# Objective
Convert the records, from their first line through the line containing "user-avatar[interactable] <box>1862 13", into a numbered list, omitting any blank lines.

╔══

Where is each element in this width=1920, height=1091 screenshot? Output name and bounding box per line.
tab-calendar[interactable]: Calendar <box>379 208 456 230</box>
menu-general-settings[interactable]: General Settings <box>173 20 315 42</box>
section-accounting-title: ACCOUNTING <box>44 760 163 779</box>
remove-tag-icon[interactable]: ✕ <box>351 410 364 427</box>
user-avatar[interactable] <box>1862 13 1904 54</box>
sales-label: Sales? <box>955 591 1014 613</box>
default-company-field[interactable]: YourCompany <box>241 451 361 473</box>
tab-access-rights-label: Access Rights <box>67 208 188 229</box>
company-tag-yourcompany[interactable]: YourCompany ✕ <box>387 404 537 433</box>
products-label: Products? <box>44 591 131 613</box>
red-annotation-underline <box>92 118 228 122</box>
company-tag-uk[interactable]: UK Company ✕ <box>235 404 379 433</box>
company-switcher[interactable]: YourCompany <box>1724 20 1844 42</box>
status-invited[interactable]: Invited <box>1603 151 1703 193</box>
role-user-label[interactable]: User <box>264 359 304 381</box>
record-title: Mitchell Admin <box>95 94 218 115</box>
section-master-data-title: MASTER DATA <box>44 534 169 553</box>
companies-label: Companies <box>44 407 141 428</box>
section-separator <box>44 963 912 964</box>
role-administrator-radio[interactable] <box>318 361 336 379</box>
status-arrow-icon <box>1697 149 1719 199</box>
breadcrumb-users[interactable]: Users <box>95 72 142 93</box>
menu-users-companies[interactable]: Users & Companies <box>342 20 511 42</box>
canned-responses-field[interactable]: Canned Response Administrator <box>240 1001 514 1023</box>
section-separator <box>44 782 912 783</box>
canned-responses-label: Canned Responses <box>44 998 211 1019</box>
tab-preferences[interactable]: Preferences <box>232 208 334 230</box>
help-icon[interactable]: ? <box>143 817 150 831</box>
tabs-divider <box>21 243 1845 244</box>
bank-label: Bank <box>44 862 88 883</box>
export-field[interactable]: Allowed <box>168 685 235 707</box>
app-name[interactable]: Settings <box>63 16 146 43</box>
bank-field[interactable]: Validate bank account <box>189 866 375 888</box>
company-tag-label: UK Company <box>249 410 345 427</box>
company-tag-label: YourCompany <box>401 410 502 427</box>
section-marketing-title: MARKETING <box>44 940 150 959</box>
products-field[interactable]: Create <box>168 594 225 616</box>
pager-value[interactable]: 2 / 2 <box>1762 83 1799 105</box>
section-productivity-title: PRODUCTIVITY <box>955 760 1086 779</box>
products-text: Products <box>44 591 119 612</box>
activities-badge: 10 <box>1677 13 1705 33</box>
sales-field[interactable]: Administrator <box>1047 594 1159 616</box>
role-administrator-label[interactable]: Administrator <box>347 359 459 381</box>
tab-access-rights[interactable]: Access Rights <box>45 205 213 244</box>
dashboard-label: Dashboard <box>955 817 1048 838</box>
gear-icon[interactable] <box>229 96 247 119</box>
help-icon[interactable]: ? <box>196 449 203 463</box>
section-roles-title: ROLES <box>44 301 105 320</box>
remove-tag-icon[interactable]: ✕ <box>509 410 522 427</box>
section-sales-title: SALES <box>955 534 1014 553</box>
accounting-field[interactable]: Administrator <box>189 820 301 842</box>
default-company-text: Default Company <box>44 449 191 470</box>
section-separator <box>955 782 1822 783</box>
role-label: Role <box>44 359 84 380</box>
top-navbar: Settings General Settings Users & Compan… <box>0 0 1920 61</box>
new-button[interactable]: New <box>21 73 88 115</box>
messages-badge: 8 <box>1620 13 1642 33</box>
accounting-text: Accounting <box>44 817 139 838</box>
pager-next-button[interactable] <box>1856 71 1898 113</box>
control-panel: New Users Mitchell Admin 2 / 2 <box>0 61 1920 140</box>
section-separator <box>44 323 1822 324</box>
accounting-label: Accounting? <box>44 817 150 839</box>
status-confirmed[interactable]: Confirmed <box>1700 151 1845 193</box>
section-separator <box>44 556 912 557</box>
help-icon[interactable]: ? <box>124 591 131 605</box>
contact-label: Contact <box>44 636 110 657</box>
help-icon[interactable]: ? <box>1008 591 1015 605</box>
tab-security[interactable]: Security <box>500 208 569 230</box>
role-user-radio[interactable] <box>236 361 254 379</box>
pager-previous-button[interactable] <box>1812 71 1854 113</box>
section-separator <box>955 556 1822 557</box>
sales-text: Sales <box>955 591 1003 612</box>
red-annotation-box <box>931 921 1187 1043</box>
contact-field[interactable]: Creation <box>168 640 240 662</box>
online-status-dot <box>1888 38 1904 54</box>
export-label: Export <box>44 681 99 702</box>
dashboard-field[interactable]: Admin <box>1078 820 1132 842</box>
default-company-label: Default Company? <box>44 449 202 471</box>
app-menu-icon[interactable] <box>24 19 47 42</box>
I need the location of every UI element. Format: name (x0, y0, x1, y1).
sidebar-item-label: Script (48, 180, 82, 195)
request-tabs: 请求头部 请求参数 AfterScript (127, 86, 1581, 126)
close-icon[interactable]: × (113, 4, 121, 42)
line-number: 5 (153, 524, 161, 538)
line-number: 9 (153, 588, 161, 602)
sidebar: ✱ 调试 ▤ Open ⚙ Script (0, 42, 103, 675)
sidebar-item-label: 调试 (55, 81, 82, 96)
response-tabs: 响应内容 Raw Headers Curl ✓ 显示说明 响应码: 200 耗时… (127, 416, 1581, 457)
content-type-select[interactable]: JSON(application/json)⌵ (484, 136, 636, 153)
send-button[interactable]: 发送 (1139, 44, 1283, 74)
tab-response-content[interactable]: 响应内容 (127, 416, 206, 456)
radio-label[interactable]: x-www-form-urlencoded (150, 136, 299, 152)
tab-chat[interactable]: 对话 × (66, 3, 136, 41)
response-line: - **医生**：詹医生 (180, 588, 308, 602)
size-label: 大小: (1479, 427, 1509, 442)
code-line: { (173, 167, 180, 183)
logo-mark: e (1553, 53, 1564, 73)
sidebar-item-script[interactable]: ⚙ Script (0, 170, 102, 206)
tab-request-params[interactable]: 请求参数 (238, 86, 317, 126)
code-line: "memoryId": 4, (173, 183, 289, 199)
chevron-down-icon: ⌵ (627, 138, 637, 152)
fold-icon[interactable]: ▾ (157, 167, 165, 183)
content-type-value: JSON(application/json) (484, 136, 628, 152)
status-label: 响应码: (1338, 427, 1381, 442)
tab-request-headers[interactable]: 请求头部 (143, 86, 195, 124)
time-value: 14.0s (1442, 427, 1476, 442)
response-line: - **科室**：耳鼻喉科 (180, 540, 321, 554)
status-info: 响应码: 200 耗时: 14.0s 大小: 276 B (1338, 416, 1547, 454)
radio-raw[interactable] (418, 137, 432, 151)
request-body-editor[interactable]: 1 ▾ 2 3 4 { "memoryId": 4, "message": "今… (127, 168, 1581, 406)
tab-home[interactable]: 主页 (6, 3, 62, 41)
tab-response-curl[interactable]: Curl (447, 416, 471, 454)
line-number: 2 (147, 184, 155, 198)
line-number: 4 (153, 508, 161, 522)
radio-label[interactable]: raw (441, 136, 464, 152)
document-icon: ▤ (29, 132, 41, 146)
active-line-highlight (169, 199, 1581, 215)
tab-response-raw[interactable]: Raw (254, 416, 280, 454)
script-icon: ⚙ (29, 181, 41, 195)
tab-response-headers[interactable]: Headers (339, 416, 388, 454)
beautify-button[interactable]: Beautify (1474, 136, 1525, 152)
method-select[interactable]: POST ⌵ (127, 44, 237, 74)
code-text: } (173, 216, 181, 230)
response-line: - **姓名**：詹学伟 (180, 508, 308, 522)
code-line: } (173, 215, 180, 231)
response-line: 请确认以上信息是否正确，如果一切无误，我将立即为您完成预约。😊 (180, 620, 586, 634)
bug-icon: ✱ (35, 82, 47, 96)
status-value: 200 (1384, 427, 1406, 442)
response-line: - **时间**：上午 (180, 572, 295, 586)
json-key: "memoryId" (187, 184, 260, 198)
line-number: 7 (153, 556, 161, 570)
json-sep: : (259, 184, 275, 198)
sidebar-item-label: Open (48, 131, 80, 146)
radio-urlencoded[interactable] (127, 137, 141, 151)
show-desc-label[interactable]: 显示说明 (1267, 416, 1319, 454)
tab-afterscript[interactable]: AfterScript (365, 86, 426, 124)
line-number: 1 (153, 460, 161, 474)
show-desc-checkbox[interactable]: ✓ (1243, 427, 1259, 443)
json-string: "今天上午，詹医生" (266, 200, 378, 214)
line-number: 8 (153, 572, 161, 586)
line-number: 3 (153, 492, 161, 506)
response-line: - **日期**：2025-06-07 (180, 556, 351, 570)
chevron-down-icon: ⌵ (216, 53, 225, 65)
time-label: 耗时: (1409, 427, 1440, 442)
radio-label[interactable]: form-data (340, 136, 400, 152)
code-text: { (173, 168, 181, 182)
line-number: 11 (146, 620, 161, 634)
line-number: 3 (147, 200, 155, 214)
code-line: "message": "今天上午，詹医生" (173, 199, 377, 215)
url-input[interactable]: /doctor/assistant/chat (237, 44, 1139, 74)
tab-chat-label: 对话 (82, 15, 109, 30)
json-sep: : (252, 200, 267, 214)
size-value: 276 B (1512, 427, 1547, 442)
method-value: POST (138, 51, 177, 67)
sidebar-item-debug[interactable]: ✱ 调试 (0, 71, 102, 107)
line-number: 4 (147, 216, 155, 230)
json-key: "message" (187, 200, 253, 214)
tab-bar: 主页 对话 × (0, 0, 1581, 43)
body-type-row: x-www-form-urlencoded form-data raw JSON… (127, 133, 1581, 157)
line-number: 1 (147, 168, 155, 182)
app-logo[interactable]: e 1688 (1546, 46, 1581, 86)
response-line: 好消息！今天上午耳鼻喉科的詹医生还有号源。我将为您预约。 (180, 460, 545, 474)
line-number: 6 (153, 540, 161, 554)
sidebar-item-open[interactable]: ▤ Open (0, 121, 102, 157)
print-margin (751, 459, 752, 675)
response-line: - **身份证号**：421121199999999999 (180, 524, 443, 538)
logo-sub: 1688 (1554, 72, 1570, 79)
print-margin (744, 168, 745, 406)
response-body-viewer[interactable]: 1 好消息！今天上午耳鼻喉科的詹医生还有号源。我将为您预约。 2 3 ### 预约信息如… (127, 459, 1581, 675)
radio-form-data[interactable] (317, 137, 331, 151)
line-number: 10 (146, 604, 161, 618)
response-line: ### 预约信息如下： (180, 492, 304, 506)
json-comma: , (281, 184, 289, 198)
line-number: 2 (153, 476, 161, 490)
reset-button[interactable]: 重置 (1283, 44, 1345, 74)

╚══

# Answer for this exercise
1. Where is each element in this width=1920, height=1091 screenshot? Output name and bounding box per line.
2. tab-calendar[interactable]: Calendar <box>379 208 456 230</box>
3. menu-general-settings[interactable]: General Settings <box>173 20 315 42</box>
4. section-accounting-title: ACCOUNTING <box>44 760 163 779</box>
5. remove-tag-icon[interactable]: ✕ <box>351 410 364 427</box>
6. user-avatar[interactable] <box>1862 13 1904 54</box>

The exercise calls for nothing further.